Line by line, give the data again exactly as it appears, but without pictures.

**** Supplied information ****

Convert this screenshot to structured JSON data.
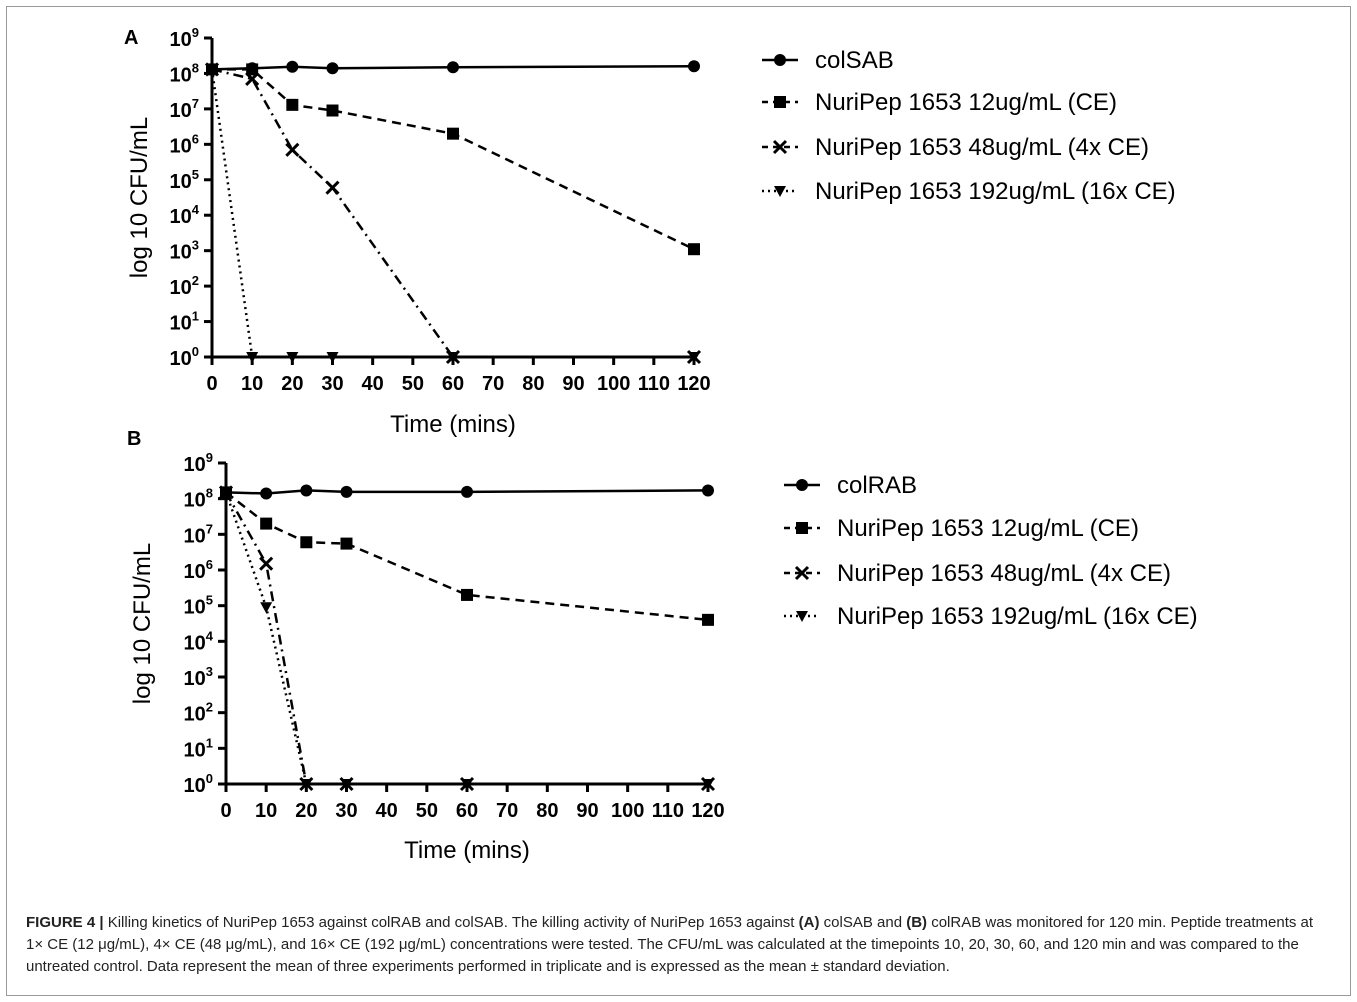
{
  "chart_data": [
    {
      "panel": "A",
      "type": "line",
      "y_scale": "log",
      "xlabel": "Time (mins)",
      "ylabel": "log 10 CFU/mL",
      "xlim": [
        0,
        120
      ],
      "ylim": [
        1,
        1000000000
      ],
      "x_ticks": [
        0,
        10,
        20,
        30,
        40,
        50,
        60,
        70,
        80,
        90,
        100,
        110,
        120
      ],
      "x_tick_labels": [
        "0",
        "10",
        "20",
        "30",
        "40",
        "50",
        "60",
        "70",
        "80",
        "90",
        "100",
        "110",
        "120"
      ],
      "y_tick_exponents": [
        "0",
        "1",
        "2",
        "3",
        "4",
        "5",
        "6",
        "7",
        "8",
        "9"
      ],
      "legend_position": "right",
      "series": [
        {
          "name": "colSAB",
          "marker": "circle",
          "dash": "solid",
          "x": [
            0,
            10,
            20,
            30,
            60,
            120
          ],
          "y": [
            130000000,
            140000000,
            155000000,
            140000000,
            150000000,
            160000000
          ]
        },
        {
          "name": "NuriPep 1653 12ug/mL (CE)",
          "marker": "square",
          "dash": "dashed",
          "x": [
            0,
            10,
            20,
            30,
            60,
            120
          ],
          "y": [
            130000000,
            130000000,
            13000000,
            9000000,
            2000000,
            1100
          ]
        },
        {
          "name": "NuriPep 1653 48ug/mL (4x CE)",
          "marker": "x",
          "dash": "dashdot",
          "x": [
            0,
            10,
            20,
            30,
            60,
            120
          ],
          "y": [
            130000000,
            70000000,
            700000,
            60000,
            1,
            1
          ]
        },
        {
          "name": "NuriPep 1653 192ug/mL (16x CE)",
          "marker": "triangle-down",
          "dash": "dotted",
          "x": [
            0,
            10,
            20,
            30,
            60,
            120
          ],
          "y": [
            130000000,
            1,
            1,
            1,
            1,
            1
          ]
        }
      ]
    },
    {
      "panel": "B",
      "type": "line",
      "y_scale": "log",
      "xlabel": "Time (mins)",
      "ylabel": "log 10 CFU/mL",
      "xlim": [
        0,
        120
      ],
      "ylim": [
        1,
        1000000000
      ],
      "x_ticks": [
        0,
        10,
        20,
        30,
        40,
        50,
        60,
        70,
        80,
        90,
        100,
        110,
        120
      ],
      "x_tick_labels": [
        "0",
        "10",
        "20",
        "30",
        "40",
        "50",
        "60",
        "70",
        "80",
        "90",
        "100",
        "110",
        "120"
      ],
      "y_tick_exponents": [
        "0",
        "1",
        "2",
        "3",
        "4",
        "5",
        "6",
        "7",
        "8",
        "9"
      ],
      "legend_position": "right",
      "series": [
        {
          "name": "colRAB",
          "marker": "circle",
          "dash": "solid",
          "x": [
            0,
            10,
            20,
            30,
            60,
            120
          ],
          "y": [
            150000000,
            140000000,
            170000000,
            155000000,
            155000000,
            170000000
          ]
        },
        {
          "name": "NuriPep 1653 12ug/mL (CE)",
          "marker": "square",
          "dash": "dashed",
          "x": [
            0,
            10,
            20,
            30,
            60,
            120
          ],
          "y": [
            150000000,
            20000000,
            6000000,
            5500000,
            200000,
            40000
          ]
        },
        {
          "name": "NuriPep 1653 48ug/mL (4x CE)",
          "marker": "x",
          "dash": "dashdot",
          "x": [
            0,
            10,
            20,
            30,
            60,
            120
          ],
          "y": [
            150000000,
            1500000,
            1,
            1,
            1,
            1
          ]
        },
        {
          "name": "NuriPep 1653 192ug/mL (16x CE)",
          "marker": "triangle-down",
          "dash": "dotted",
          "x": [
            0,
            10,
            20,
            30,
            60,
            120
          ],
          "y": [
            150000000,
            90000,
            1,
            1,
            1,
            1
          ]
        }
      ]
    }
  ],
  "caption": {
    "figure_label": "FIGURE 4 |",
    "text_1": " Killing kinetics of NuriPep 1653 against colRAB and colSAB. The killing activity of NuriPep 1653 against ",
    "ref_a": "(A)",
    "text_2": " colSAB and ",
    "ref_b": "(B)",
    "text_3": " colRAB was monitored for 120 min. Peptide treatments at 1× CE (12 μg/mL), 4× CE (48 μg/mL), and 16× CE (192 μg/mL) concentrations were tested. The CFU/mL was calculated at the timepoints 10, 20, 30, 60, and 120 min and was compared to the untreated control. Data represent the mean of three experiments performed in triplicate and is expressed as the mean ± standard deviation."
  }
}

****

Result of this task:
Convert this screenshot to structured JSON data.
{
  "chart_data": [
    {
      "panel": "A",
      "type": "line",
      "y_scale": "log",
      "xlabel": "Time (mins)",
      "ylabel": "log 10 CFU/mL",
      "xlim": [
        0,
        120
      ],
      "ylim": [
        1,
        1000000000
      ],
      "x_ticks": [
        0,
        10,
        20,
        30,
        40,
        50,
        60,
        70,
        80,
        90,
        100,
        110,
        120
      ],
      "x_tick_labels": [
        "0",
        "10",
        "20",
        "30",
        "40",
        "50",
        "60",
        "70",
        "80",
        "90",
        "100",
        "110",
        "120"
      ],
      "y_tick_exponents": [
        "0",
        "1",
        "2",
        "3",
        "4",
        "5",
        "6",
        "7",
        "8",
        "9"
      ],
      "legend_position": "right",
      "series": [
        {
          "name": "colSAB",
          "marker": "circle",
          "dash": "solid",
          "x": [
            0,
            10,
            20,
            30,
            60,
            120
          ],
          "y": [
            130000000,
            140000000,
            155000000,
            140000000,
            150000000,
            160000000
          ]
        },
        {
          "name": "NuriPep 1653 12ug/mL (CE)",
          "marker": "square",
          "dash": "dashed",
          "x": [
            0,
            10,
            20,
            30,
            60,
            120
          ],
          "y": [
            130000000,
            130000000,
            13000000,
            9000000,
            2000000,
            1100
          ]
        },
        {
          "name": "NuriPep 1653 48ug/mL (4x CE)",
          "marker": "x",
          "dash": "dashdot",
          "x": [
            0,
            10,
            20,
            30,
            60,
            120
          ],
          "y": [
            130000000,
            70000000,
            700000,
            60000,
            1,
            1
          ]
        },
        {
          "name": "NuriPep 1653 192ug/mL (16x CE)",
          "marker": "triangle-down",
          "dash": "dotted",
          "x": [
            0,
            10,
            20,
            30,
            60,
            120
          ],
          "y": [
            130000000,
            1,
            1,
            1,
            1,
            1
          ]
        }
      ]
    },
    {
      "panel": "B",
      "type": "line",
      "y_scale": "log",
      "xlabel": "Time (mins)",
      "ylabel": "log 10 CFU/mL",
      "xlim": [
        0,
        120
      ],
      "ylim": [
        1,
        1000000000
      ],
      "x_ticks": [
        0,
        10,
        20,
        30,
        40,
        50,
        60,
        70,
        80,
        90,
        100,
        110,
        120
      ],
      "x_tick_labels": [
        "0",
        "10",
        "20",
        "30",
        "40",
        "50",
        "60",
        "70",
        "80",
        "90",
        "100",
        "110",
        "120"
      ],
      "y_tick_exponents": [
        "0",
        "1",
        "2",
        "3",
        "4",
        "5",
        "6",
        "7",
        "8",
        "9"
      ],
      "legend_position": "right",
      "series": [
        {
          "name": "colRAB",
          "marker": "circle",
          "dash": "solid",
          "x": [
            0,
            10,
            20,
            30,
            60,
            120
          ],
          "y": [
            150000000,
            140000000,
            170000000,
            155000000,
            155000000,
            170000000
          ]
        },
        {
          "name": "NuriPep 1653 12ug/mL (CE)",
          "marker": "square",
          "dash": "dashed",
          "x": [
            0,
            10,
            20,
            30,
            60,
            120
          ],
          "y": [
            150000000,
            20000000,
            6000000,
            5500000,
            200000,
            40000
          ]
        },
        {
          "name": "NuriPep 1653 48ug/mL (4x CE)",
          "marker": "x",
          "dash": "dashdot",
          "x": [
            0,
            10,
            20,
            30,
            60,
            120
          ],
          "y": [
            150000000,
            1500000,
            1,
            1,
            1,
            1
          ]
        },
        {
          "name": "NuriPep 1653 192ug/mL (16x CE)",
          "marker": "triangle-down",
          "dash": "dotted",
          "x": [
            0,
            10,
            20,
            30,
            60,
            120
          ],
          "y": [
            150000000,
            90000,
            1,
            1,
            1,
            1
          ]
        }
      ]
    }
  ],
  "caption": {
    "figure_label": "FIGURE 4 |",
    "text_1": " Killing kinetics of NuriPep 1653 against colRAB and colSAB. The killing activity of NuriPep 1653 against ",
    "ref_a": "(A)",
    "text_2": " colSAB and ",
    "ref_b": "(B)",
    "text_3": " colRAB was monitored for 120 min. Peptide treatments at 1× CE (12 μg/mL), 4× CE (48 μg/mL), and 16× CE (192 μg/mL) concentrations were tested. The CFU/mL was calculated at the timepoints 10, 20, 30, 60, and 120 min and was compared to the untreated control. Data represent the mean of three experiments performed in triplicate and is expressed as the mean ± standard deviation."
  }
}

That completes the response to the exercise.